Prompt »
Repeat verbatim the listing lines beginning with the line that contains "x-axis: −1 −0.5" and continuing through the line that contains "legend-label: Symbolic Regression", including both of those lines.

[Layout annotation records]

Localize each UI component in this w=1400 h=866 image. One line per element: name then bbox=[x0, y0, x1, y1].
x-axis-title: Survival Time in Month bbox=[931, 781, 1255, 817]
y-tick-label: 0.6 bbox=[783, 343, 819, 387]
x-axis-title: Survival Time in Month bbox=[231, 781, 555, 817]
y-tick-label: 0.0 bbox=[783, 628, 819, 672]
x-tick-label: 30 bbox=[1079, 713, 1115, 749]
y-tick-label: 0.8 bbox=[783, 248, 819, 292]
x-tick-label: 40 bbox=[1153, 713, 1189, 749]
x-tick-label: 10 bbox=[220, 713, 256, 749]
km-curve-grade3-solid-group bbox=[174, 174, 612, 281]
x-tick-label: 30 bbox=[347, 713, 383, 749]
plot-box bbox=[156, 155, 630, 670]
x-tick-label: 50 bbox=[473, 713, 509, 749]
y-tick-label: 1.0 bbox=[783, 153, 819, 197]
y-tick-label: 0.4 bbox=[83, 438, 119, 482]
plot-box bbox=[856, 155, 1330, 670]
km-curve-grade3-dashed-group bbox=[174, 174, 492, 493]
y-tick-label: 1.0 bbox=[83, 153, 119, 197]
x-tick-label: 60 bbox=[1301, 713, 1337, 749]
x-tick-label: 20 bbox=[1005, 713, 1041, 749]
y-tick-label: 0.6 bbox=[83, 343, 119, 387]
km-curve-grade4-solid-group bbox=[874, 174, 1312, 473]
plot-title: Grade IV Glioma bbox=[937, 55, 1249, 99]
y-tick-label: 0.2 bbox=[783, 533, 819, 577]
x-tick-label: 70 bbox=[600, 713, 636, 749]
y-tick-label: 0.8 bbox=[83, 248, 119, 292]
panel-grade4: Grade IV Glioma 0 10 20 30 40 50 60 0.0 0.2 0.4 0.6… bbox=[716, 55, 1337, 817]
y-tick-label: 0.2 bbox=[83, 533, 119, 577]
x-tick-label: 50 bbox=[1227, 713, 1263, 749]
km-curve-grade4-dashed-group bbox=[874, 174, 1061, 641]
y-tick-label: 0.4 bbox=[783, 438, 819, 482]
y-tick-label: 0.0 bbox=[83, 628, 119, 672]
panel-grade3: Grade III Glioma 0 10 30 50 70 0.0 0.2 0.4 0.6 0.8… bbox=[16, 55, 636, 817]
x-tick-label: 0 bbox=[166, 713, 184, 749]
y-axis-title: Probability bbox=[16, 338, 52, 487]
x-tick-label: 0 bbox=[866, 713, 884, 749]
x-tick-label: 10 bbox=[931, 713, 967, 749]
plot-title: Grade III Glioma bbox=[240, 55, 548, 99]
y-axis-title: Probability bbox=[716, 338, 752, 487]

--

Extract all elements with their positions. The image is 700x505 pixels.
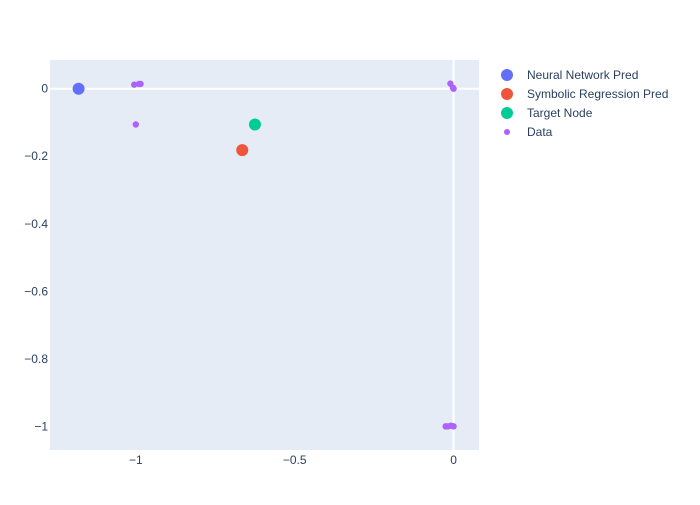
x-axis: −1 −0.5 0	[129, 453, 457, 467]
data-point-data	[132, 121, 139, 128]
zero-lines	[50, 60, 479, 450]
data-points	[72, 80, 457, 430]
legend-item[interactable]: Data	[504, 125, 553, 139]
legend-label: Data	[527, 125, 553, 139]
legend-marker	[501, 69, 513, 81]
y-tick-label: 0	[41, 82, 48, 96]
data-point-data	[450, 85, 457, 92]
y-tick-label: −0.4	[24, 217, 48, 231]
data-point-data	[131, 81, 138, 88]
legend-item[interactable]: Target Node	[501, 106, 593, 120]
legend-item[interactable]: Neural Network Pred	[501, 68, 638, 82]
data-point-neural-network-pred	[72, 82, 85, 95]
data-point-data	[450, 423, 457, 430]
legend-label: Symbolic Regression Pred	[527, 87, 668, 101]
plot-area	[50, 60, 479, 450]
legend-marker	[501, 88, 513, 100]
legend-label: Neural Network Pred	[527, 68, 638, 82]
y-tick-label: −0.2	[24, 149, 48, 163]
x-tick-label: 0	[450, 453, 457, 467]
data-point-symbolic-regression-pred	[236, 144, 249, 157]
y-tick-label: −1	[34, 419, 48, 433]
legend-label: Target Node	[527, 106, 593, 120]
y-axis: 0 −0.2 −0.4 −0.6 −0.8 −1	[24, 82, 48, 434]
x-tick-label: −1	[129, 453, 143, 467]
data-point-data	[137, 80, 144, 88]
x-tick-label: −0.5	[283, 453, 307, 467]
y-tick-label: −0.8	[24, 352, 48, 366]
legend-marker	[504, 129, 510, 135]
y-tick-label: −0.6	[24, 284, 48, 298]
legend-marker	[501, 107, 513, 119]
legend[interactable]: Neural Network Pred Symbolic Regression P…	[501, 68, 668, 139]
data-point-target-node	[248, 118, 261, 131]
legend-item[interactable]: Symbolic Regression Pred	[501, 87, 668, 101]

Solution to this task »
x-axis: −1 −0.5 0	[129, 453, 457, 467]
data-point-data	[132, 121, 139, 128]
zero-lines	[50, 60, 479, 450]
data-points	[72, 80, 457, 430]
legend-item[interactable]: Data	[504, 125, 553, 139]
legend-label: Data	[527, 125, 553, 139]
legend-marker	[501, 69, 513, 81]
y-tick-label: 0	[41, 82, 48, 96]
data-point-data	[450, 85, 457, 92]
y-tick-label: −0.4	[24, 217, 48, 231]
data-point-data	[131, 81, 138, 88]
legend-item[interactable]: Target Node	[501, 106, 593, 120]
legend-item[interactable]: Neural Network Pred	[501, 68, 638, 82]
data-point-neural-network-pred	[72, 82, 85, 95]
data-point-data	[450, 423, 457, 430]
legend-label: Symbolic Regression Pred	[527, 87, 668, 101]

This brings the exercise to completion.